■ LISTING
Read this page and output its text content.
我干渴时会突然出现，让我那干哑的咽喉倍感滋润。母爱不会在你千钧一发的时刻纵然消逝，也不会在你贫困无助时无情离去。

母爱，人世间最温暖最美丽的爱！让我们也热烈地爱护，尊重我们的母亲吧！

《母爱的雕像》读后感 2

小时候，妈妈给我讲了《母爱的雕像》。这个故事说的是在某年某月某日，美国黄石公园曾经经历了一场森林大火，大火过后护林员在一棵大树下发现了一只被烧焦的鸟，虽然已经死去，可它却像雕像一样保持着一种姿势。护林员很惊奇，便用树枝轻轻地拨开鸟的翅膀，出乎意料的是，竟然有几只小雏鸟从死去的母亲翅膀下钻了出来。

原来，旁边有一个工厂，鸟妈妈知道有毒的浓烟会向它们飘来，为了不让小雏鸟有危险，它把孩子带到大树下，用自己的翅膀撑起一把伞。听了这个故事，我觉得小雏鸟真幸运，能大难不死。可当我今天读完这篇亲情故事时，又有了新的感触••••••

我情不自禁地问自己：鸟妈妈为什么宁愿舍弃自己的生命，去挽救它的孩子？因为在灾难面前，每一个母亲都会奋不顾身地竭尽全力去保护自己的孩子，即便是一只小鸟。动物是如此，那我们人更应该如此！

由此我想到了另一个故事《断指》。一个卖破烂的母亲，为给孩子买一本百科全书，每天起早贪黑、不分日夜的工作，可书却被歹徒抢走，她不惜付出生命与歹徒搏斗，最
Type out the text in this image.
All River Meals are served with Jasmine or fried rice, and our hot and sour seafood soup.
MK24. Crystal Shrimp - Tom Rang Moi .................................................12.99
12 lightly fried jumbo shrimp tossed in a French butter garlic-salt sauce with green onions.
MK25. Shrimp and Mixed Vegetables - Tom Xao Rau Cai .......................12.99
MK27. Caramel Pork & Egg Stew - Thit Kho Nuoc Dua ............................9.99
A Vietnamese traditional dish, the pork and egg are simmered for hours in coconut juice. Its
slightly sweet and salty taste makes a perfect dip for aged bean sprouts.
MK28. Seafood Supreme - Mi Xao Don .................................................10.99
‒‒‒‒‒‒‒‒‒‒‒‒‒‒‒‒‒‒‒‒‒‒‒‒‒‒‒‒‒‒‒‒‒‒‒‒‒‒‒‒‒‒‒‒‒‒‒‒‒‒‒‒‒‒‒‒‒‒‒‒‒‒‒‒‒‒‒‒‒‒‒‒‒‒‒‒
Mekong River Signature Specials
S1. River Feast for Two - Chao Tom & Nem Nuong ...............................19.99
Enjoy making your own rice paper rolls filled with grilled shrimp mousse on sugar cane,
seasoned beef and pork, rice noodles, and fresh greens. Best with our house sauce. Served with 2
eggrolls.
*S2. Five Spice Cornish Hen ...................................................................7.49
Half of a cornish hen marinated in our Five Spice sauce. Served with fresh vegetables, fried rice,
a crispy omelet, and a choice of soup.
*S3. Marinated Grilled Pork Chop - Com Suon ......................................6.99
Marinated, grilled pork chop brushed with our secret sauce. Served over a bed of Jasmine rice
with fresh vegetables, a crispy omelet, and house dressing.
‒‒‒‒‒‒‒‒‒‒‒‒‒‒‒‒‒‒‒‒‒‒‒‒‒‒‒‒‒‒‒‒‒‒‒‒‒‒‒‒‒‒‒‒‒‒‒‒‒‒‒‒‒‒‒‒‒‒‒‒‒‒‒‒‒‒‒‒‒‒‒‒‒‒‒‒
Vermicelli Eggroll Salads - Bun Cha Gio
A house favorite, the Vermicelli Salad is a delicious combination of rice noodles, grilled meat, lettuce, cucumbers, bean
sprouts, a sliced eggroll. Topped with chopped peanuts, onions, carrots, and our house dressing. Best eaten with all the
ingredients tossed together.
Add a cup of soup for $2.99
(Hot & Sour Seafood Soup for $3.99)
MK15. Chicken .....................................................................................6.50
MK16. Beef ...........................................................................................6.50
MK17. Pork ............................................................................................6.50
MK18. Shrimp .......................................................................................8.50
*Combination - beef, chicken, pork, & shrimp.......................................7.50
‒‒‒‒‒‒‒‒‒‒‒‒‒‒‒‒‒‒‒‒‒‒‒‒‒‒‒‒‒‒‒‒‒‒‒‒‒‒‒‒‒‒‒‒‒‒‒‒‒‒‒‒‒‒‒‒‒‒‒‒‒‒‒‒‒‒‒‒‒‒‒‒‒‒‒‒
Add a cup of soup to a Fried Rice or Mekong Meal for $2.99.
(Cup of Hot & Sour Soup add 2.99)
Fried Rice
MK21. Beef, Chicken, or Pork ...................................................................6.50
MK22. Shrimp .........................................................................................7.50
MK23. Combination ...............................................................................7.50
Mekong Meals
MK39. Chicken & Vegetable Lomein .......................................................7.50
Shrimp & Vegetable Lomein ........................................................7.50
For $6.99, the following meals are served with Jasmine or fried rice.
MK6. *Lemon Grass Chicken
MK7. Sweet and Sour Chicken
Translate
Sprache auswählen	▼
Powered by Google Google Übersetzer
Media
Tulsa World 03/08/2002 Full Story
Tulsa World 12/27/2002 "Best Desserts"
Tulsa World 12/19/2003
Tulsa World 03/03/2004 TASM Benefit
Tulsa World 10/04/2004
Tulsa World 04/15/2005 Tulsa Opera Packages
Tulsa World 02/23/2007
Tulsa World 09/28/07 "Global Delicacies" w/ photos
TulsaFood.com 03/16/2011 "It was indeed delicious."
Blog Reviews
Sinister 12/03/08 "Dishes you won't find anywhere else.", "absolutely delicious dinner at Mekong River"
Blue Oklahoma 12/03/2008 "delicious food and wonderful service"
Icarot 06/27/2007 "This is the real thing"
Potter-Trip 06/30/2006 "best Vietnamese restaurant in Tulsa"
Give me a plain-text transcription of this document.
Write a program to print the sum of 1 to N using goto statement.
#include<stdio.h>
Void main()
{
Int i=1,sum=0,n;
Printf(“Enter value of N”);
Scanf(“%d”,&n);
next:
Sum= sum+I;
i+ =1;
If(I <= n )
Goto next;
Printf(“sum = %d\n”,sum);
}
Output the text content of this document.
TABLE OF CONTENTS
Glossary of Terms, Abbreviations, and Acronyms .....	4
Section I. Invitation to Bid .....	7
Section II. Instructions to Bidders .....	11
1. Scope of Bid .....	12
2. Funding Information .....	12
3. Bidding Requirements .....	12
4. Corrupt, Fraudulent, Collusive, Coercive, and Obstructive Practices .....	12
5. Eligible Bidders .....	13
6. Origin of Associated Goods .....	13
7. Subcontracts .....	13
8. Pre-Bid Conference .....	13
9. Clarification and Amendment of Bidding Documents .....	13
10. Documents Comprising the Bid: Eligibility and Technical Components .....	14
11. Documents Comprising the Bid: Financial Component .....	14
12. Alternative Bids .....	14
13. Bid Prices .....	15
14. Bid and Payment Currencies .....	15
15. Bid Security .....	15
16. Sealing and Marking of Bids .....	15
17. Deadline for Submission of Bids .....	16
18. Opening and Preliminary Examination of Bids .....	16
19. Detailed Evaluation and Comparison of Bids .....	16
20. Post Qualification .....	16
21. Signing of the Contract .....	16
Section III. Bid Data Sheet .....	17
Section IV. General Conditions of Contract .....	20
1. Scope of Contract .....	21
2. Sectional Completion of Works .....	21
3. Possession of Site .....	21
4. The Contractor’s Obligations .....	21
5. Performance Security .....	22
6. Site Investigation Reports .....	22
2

■ WHAT THE TASK REQUIRES
Give the listing again, word for word.

■ RESULT OF THIS EXERCISE
Read this page and output its text content.
我干渴时会突然出现，让我那干哑的咽喉倍感滋润。母爱不会在你千钧一发的时刻纵然消逝，也不会在你贫困无助时无情离去。

母爱，人世间最温暖最美丽的爱！让我们也热烈地爱护，尊重我们的母亲吧！

《母爱的雕像》读后感 2

小时候，妈妈给我讲了《母爱的雕像》。这个故事说的是在某年某月某日，美国黄石公园曾经经历了一场森林大火，大火过后护林员在一棵大树下发现了一只被烧焦的鸟，虽然已经死去，可它却像雕像一样保持着一种姿势。护林员很惊奇，便用树枝轻轻地拨开鸟的翅膀，出乎意料的是，竟然有几只小雏鸟从死去的母亲翅膀下钻了出来。

原来，旁边有一个工厂，鸟妈妈知道有毒的浓烟会向它们飘来，为了不让小雏鸟有危险，它把孩子带到大树下，用自己的翅膀撑起一把伞。听了这个故事，我觉得小雏鸟真幸运，能大难不死。可当我今天读完这篇亲情故事时，又有了新的感触••••••

我情不自禁地问自己：鸟妈妈为什么宁愿舍弃自己的生命，去挽救它的孩子？因为在灾难面前，每一个母亲都会奋不顾身地竭尽全力去保护自己的孩子，即便是一只小鸟。动物是如此，那我们人更应该如此！

由此我想到了另一个故事《断指》。一个卖破烂的母亲，为给孩子买一本百科全书，每天起早贪黑、不分日夜的工作，可书却被歹徒抢走，她不惜付出生命与歹徒搏斗，最
Type out the text in this image.
All River Meals are served with Jasmine or fried rice, and our hot and sour seafood soup.
MK24. Crystal Shrimp - Tom Rang Moi .................................................12.99
12 lightly fried jumbo shrimp tossed in a French butter garlic-salt sauce with green onions.
MK25. Shrimp and Mixed Vegetables - Tom Xao Rau Cai .......................12.99
MK27. Caramel Pork & Egg Stew - Thit Kho Nuoc Dua ............................9.99
A Vietnamese traditional dish, the pork and egg are simmered for hours in coconut juice. Its
slightly sweet and salty taste makes a perfect dip for aged bean sprouts.
MK28. Seafood Supreme - Mi Xao Don .................................................10.99
‒‒‒‒‒‒‒‒‒‒‒‒‒‒‒‒‒‒‒‒‒‒‒‒‒‒‒‒‒‒‒‒‒‒‒‒‒‒‒‒‒‒‒‒‒‒‒‒‒‒‒‒‒‒‒‒‒‒‒‒‒‒‒‒‒‒‒‒‒‒‒‒‒‒‒‒
Mekong River Signature Specials
S1. River Feast for Two - Chao Tom & Nem Nuong ...............................19.99
Enjoy making your own rice paper rolls filled with grilled shrimp mousse on sugar cane,
seasoned beef and pork, rice noodles, and fresh greens. Best with our house sauce. Served with 2
eggrolls.
*S2. Five Spice Cornish Hen ...................................................................7.49
Half of a cornish hen marinated in our Five Spice sauce. Served with fresh vegetables, fried rice,
a crispy omelet, and a choice of soup.
*S3. Marinated Grilled Pork Chop - Com Suon ......................................6.99
Marinated, grilled pork chop brushed with our secret sauce. Served over a bed of Jasmine rice
with fresh vegetables, a crispy omelet, and house dressing.
‒‒‒‒‒‒‒‒‒‒‒‒‒‒‒‒‒‒‒‒‒‒‒‒‒‒‒‒‒‒‒‒‒‒‒‒‒‒‒‒‒‒‒‒‒‒‒‒‒‒‒‒‒‒‒‒‒‒‒‒‒‒‒‒‒‒‒‒‒‒‒‒‒‒‒‒
Vermicelli Eggroll Salads - Bun Cha Gio
A house favorite, the Vermicelli Salad is a delicious combination of rice noodles, grilled meat, lettuce, cucumbers, bean
sprouts, a sliced eggroll. Topped with chopped peanuts, onions, carrots, and our house dressing. Best eaten with all the
ingredients tossed together.
Add a cup of soup for $2.99
(Hot & Sour Seafood Soup for $3.99)
MK15. Chicken .....................................................................................6.50
MK16. Beef ...........................................................................................6.50
MK17. Pork ............................................................................................6.50
MK18. Shrimp .......................................................................................8.50
*Combination - beef, chicken, pork, & shrimp.......................................7.50
‒‒‒‒‒‒‒‒‒‒‒‒‒‒‒‒‒‒‒‒‒‒‒‒‒‒‒‒‒‒‒‒‒‒‒‒‒‒‒‒‒‒‒‒‒‒‒‒‒‒‒‒‒‒‒‒‒‒‒‒‒‒‒‒‒‒‒‒‒‒‒‒‒‒‒‒
Add a cup of soup to a Fried Rice or Mekong Meal for $2.99.
(Cup of Hot & Sour Soup add 2.99)
Fried Rice
MK21. Beef, Chicken, or Pork ...................................................................6.50
MK22. Shrimp .........................................................................................7.50
MK23. Combination ...............................................................................7.50
Mekong Meals
MK39. Chicken & Vegetable Lomein .......................................................7.50
Shrimp & Vegetable Lomein ........................................................7.50
For $6.99, the following meals are served with Jasmine or fried rice.
MK6. *Lemon Grass Chicken
MK7. Sweet and Sour Chicken
Translate
Sprache auswählen	▼
Powered by Google Google Übersetzer
Media
Tulsa World 03/08/2002 Full Story
Tulsa World 12/27/2002 "Best Desserts"
Tulsa World 12/19/2003
Tulsa World 03/03/2004 TASM Benefit
Tulsa World 10/04/2004
Tulsa World 04/15/2005 Tulsa Opera Packages
Tulsa World 02/23/2007
Tulsa World 09/28/07 "Global Delicacies" w/ photos
TulsaFood.com 03/16/2011 "It was indeed delicious."
Blog Reviews
Sinister 12/03/08 "Dishes you won't find anywhere else.", "absolutely delicious dinner at Mekong River"
Blue Oklahoma 12/03/2008 "delicious food and wonderful service"
Icarot 06/27/2007 "This is the real thing"
Potter-Trip 06/30/2006 "best Vietnamese restaurant in Tulsa"
Give me a plain-text transcription of this document.
Write a program to print the sum of 1 to N using goto statement.
#include<stdio.h>
Void main()
{
Int i=1,sum=0,n;
Printf(“Enter value of N”);
Scanf(“%d”,&n);
next:
Sum= sum+I;
i+ =1;
If(I <= n )
Goto next;
Printf(“sum = %d\n”,sum);
}
Output the text content of this document.
TABLE OF CONTENTS
Glossary of Terms, Abbreviations, and Acronyms .....	4
Section I. Invitation to Bid .....	7
Section II. Instructions to Bidders .....	11
1. Scope of Bid .....	12
2. Funding Information .....	12
3. Bidding Requirements .....	12
4. Corrupt, Fraudulent, Collusive, Coercive, and Obstructive Practices .....	12
5. Eligible Bidders .....	13
6. Origin of Associated Goods .....	13
7. Subcontracts .....	13
8. Pre-Bid Conference .....	13
9. Clarification and Amendment of Bidding Documents .....	13
10. Documents Comprising the Bid: Eligibility and Technical Components .....	14
11. Documents Comprising the Bid: Financial Component .....	14
12. Alternative Bids .....	14
13. Bid Prices .....	15
14. Bid and Payment Currencies .....	15
15. Bid Security .....	15
16. Sealing and Marking of Bids .....	15
17. Deadline for Submission of Bids .....	16
18. Opening and Preliminary Examination of Bids .....	16
19. Detailed Evaluation and Comparison of Bids .....	16
20. Post Qualification .....	16
21. Signing of the Contract .....	16
Section III. Bid Data Sheet .....	17
Section IV. General Conditions of Contract .....	20
1. Scope of Contract .....	21
2. Sectional Completion of Works .....	21
3. Possession of Site .....	21
4. The Contractor’s Obligations .....	21
5. Performance Security .....	22
6. Site Investigation Reports .....	22
2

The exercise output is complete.